- Your goal
Can you copy out every one of the items below word for word, without the pictures?

** begin Records **

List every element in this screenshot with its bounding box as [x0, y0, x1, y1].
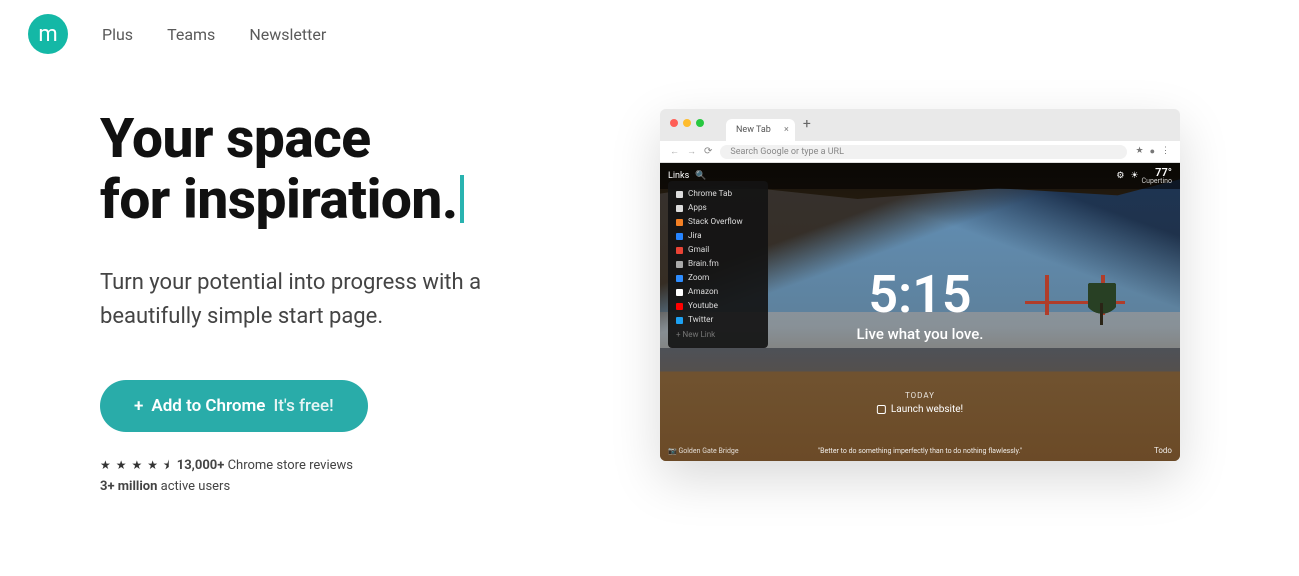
hero: Your space for inspiration. Turn your po…: [0, 54, 1299, 498]
link-icon: [676, 303, 683, 310]
nav-newsletter[interactable]: Newsletter: [249, 25, 326, 44]
daily-quote: "Better to do something imperfectly than…: [660, 447, 1180, 455]
new-tab-icon[interactable]: +: [803, 116, 811, 132]
center-display: 5:15 Live what you love.: [857, 269, 984, 343]
urlbar-right-icons: ★ ● ⋮: [1135, 146, 1170, 157]
product-screenshot: New Tab + ← → ⟳ Search Google or type a …: [660, 109, 1180, 498]
logo-letter: m: [38, 22, 57, 47]
link-icon: [676, 275, 683, 282]
link-item[interactable]: Twitter: [668, 313, 768, 327]
link-icon: [676, 219, 683, 226]
link-item[interactable]: Gmail: [668, 243, 768, 257]
browser-tab[interactable]: New Tab: [726, 119, 795, 141]
hero-title-line2: for inspiration.: [100, 168, 458, 232]
link-icon: [676, 289, 683, 296]
link-item[interactable]: Youtube: [668, 299, 768, 313]
clock: 5:15: [857, 269, 984, 321]
close-icon[interactable]: [670, 119, 678, 127]
link-icon: [676, 191, 683, 198]
window-controls: [670, 119, 704, 127]
menu-icon[interactable]: ⋮: [1161, 146, 1170, 157]
social-proof: ★ ★ ★ ★ ⯨ 13,000+ Chrome store reviews 3…: [100, 456, 560, 498]
link-item[interactable]: Stack Overflow: [668, 215, 768, 229]
hero-title: Your space for inspiration.: [100, 109, 560, 230]
weather-widget[interactable]: ☀ 77° Cupertino: [1130, 167, 1172, 185]
today-label: TODAY: [877, 391, 963, 400]
mantra: Live what you love.: [857, 325, 984, 343]
links-panel: Chrome Tab Apps Stack Overflow Jira Gmai…: [668, 181, 768, 348]
users-count: 3+ million: [100, 479, 157, 494]
extension-icon[interactable]: ★: [1135, 146, 1143, 157]
link-item[interactable]: Chrome Tab: [668, 187, 768, 201]
settings-icon[interactable]: ⚙: [1116, 171, 1124, 181]
reload-icon[interactable]: ⟳: [704, 146, 712, 157]
link-item[interactable]: Apps: [668, 201, 768, 215]
weather-icon: ☀: [1130, 171, 1138, 181]
minimize-icon[interactable]: [683, 119, 691, 127]
new-link-button[interactable]: + New Link: [668, 327, 768, 342]
navbar: m Plus Teams Newsletter: [0, 0, 1299, 54]
add-to-chrome-button[interactable]: + Add to Chrome It's free!: [100, 380, 368, 432]
link-icon: [676, 247, 683, 254]
reviews-suffix: Chrome store reviews: [228, 458, 353, 473]
cta-note: It's free!: [273, 396, 333, 416]
weather-city: Cupertino: [1142, 178, 1172, 185]
star-rating-icon: ★ ★ ★ ★ ⯨: [100, 458, 170, 472]
hero-subtitle: Turn your potential into progress with a…: [100, 266, 560, 334]
users-suffix: active users: [161, 479, 231, 494]
hero-title-line1: Your space: [100, 107, 371, 171]
task-text: Launch website!: [891, 404, 963, 415]
browser-window: New Tab + ← → ⟳ Search Google or type a …: [660, 109, 1180, 461]
link-item[interactable]: Brain.fm: [668, 257, 768, 271]
browser-tabstrip: New Tab +: [660, 109, 1180, 141]
tab-title: New Tab: [736, 125, 771, 135]
link-icon: [676, 261, 683, 268]
extension-viewport: Links 🔍 ⚙ ☀ 77° Cupertino: [660, 163, 1180, 461]
background-tree: [1088, 283, 1116, 325]
link-icon: [676, 317, 683, 324]
typing-caret: [460, 175, 464, 223]
browser-urlbar: ← → ⟳ Search Google or type a URL ★ ● ⋮: [660, 141, 1180, 163]
hero-text: Your space for inspiration. Turn your po…: [100, 109, 560, 498]
links-toggle[interactable]: Links: [668, 171, 689, 181]
search-icon[interactable]: 🔍: [695, 171, 706, 181]
task-checkbox-icon[interactable]: [877, 405, 886, 414]
nav-teams[interactable]: Teams: [167, 25, 215, 44]
link-item[interactable]: Zoom: [668, 271, 768, 285]
profile-icon[interactable]: ●: [1150, 146, 1155, 157]
nav-plus[interactable]: Plus: [102, 25, 133, 44]
link-item[interactable]: Jira: [668, 229, 768, 243]
link-icon: [676, 205, 683, 212]
back-icon[interactable]: ←: [670, 146, 679, 157]
today-task[interactable]: Launch website!: [877, 404, 963, 415]
logo[interactable]: m: [28, 14, 68, 54]
forward-icon[interactable]: →: [687, 146, 696, 157]
cta-label: Add to Chrome: [151, 396, 265, 416]
todo-toggle[interactable]: Todo: [1154, 446, 1172, 455]
omnibox[interactable]: Search Google or type a URL: [720, 145, 1127, 159]
cta-plus-icon: +: [134, 396, 143, 416]
today-focus: TODAY Launch website!: [877, 391, 963, 415]
maximize-icon[interactable]: [696, 119, 704, 127]
reviews-count: 13,000+: [177, 458, 225, 473]
link-item[interactable]: Amazon: [668, 285, 768, 299]
link-icon: [676, 233, 683, 240]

** end Records **

- Result
List every element in this screenshot with its bounding box as [x0, y0, x1, y1].
hero: Your space for inspiration. Turn your po…: [0, 54, 1299, 498]
link-icon: [676, 303, 683, 310]
nav-newsletter[interactable]: Newsletter: [249, 25, 326, 44]
daily-quote: "Better to do something imperfectly than…: [660, 447, 1180, 455]
new-tab-icon[interactable]: +: [803, 116, 811, 132]
center-display: 5:15 Live what you love.: [857, 269, 984, 343]
urlbar-right-icons: ★ ● ⋮: [1135, 146, 1170, 157]
product-screenshot: New Tab + ← → ⟳ Search Google or type a …: [660, 109, 1180, 498]
logo-letter: m: [38, 22, 57, 47]
link-icon: [676, 275, 683, 282]
link-item[interactable]: Twitter: [668, 313, 768, 327]
link-icon: [676, 219, 683, 226]
link-item[interactable]: Gmail: [668, 243, 768, 257]
browser-tab[interactable]: New Tab: [726, 119, 795, 141]
hero-title-line2: for inspiration.: [100, 168, 458, 232]
link-icon: [676, 289, 683, 296]
link-item[interactable]: Youtube: [668, 299, 768, 313]
clock: 5:15: [857, 269, 984, 321]
close-icon[interactable]: [670, 119, 678, 127]
link-icon: [676, 191, 683, 198]
window-controls: [670, 119, 704, 127]
menu-icon[interactable]: ⋮: [1161, 146, 1170, 157]
social-proof: ★ ★ ★ ★ ⯨ 13,000+ Chrome store reviews 3…: [100, 456, 560, 498]
link-item[interactable]: Stack Overflow: [668, 215, 768, 229]
hero-title: Your space for inspiration.: [100, 109, 560, 230]
weather-widget[interactable]: ☀ 77° Cupertino: [1130, 167, 1172, 185]
today-label: TODAY: [877, 391, 963, 400]
mantra: Live what you love.: [857, 325, 984, 343]
links-panel: Chrome Tab Apps Stack Overflow Jira Gmai…: [668, 181, 768, 348]
users-count: 3+ million: [100, 479, 157, 494]
extension-icon[interactable]: ★: [1135, 146, 1143, 157]
link-item[interactable]: Chrome Tab: [668, 187, 768, 201]
settings-icon[interactable]: ⚙: [1116, 171, 1124, 181]
reload-icon[interactable]: ⟳: [704, 146, 712, 157]
link-item[interactable]: Apps: [668, 201, 768, 215]
weather-icon: ☀: [1130, 171, 1138, 181]
minimize-icon[interactable]: [683, 119, 691, 127]
new-link-button[interactable]: + New Link: [668, 327, 768, 342]
navbar: m Plus Teams Newsletter: [0, 0, 1299, 54]
add-to-chrome-button[interactable]: + Add to Chrome It's free!: [100, 380, 368, 432]
link-icon: [676, 247, 683, 254]
reviews-suffix: Chrome store reviews: [228, 458, 353, 473]
cta-note: It's free!: [273, 396, 333, 416]
weather-city: Cupertino: [1142, 178, 1172, 185]
star-rating-icon: ★ ★ ★ ★ ⯨: [100, 458, 170, 472]
hero-subtitle: Turn your potential into progress with a…: [100, 266, 560, 334]
users-suffix: active users: [161, 479, 231, 494]
hero-title-line1: Your space: [100, 107, 371, 171]
task-text: Launch website!: [891, 404, 963, 415]
browser-window: New Tab + ← → ⟳ Search Google or type a …: [660, 109, 1180, 461]
link-item[interactable]: Brain.fm: [668, 257, 768, 271]
browser-tabstrip: New Tab +: [660, 109, 1180, 141]
tab-title: New Tab: [736, 125, 771, 135]
link-icon: [676, 261, 683, 268]
extension-viewport: Links 🔍 ⚙ ☀ 77° Cupertino: [660, 163, 1180, 461]
background-tree: [1088, 283, 1116, 325]
link-icon: [676, 317, 683, 324]
typing-caret: [460, 175, 464, 223]
browser-urlbar: ← → ⟳ Search Google or type a URL ★ ● ⋮: [660, 141, 1180, 163]
hero-text: Your space for inspiration. Turn your po…: [100, 109, 560, 498]
links-toggle[interactable]: Links: [668, 171, 689, 181]
search-icon[interactable]: 🔍: [695, 171, 706, 181]
task-checkbox-icon[interactable]: [877, 405, 886, 414]
nav-teams[interactable]: Teams: [167, 25, 215, 44]
link-item[interactable]: Zoom: [668, 271, 768, 285]
profile-icon[interactable]: ●: [1150, 146, 1155, 157]
nav-plus[interactable]: Plus: [102, 25, 133, 44]
link-item[interactable]: Jira: [668, 229, 768, 243]
link-icon: [676, 205, 683, 212]
back-icon[interactable]: ←: [670, 146, 679, 157]
today-task[interactable]: Launch website!: [877, 404, 963, 415]
logo[interactable]: m: [28, 14, 68, 54]
forward-icon[interactable]: →: [687, 146, 696, 157]
cta-label: Add to Chrome: [151, 396, 265, 416]
todo-toggle[interactable]: Todo: [1154, 446, 1172, 455]
omnibox[interactable]: Search Google or type a URL: [720, 145, 1127, 159]
cta-plus-icon: +: [134, 396, 143, 416]
today-focus: TODAY Launch website!: [877, 391, 963, 415]
maximize-icon[interactable]: [696, 119, 704, 127]
reviews-count: 13,000+: [177, 458, 225, 473]
link-item[interactable]: Amazon: [668, 285, 768, 299]
link-icon: [676, 233, 683, 240]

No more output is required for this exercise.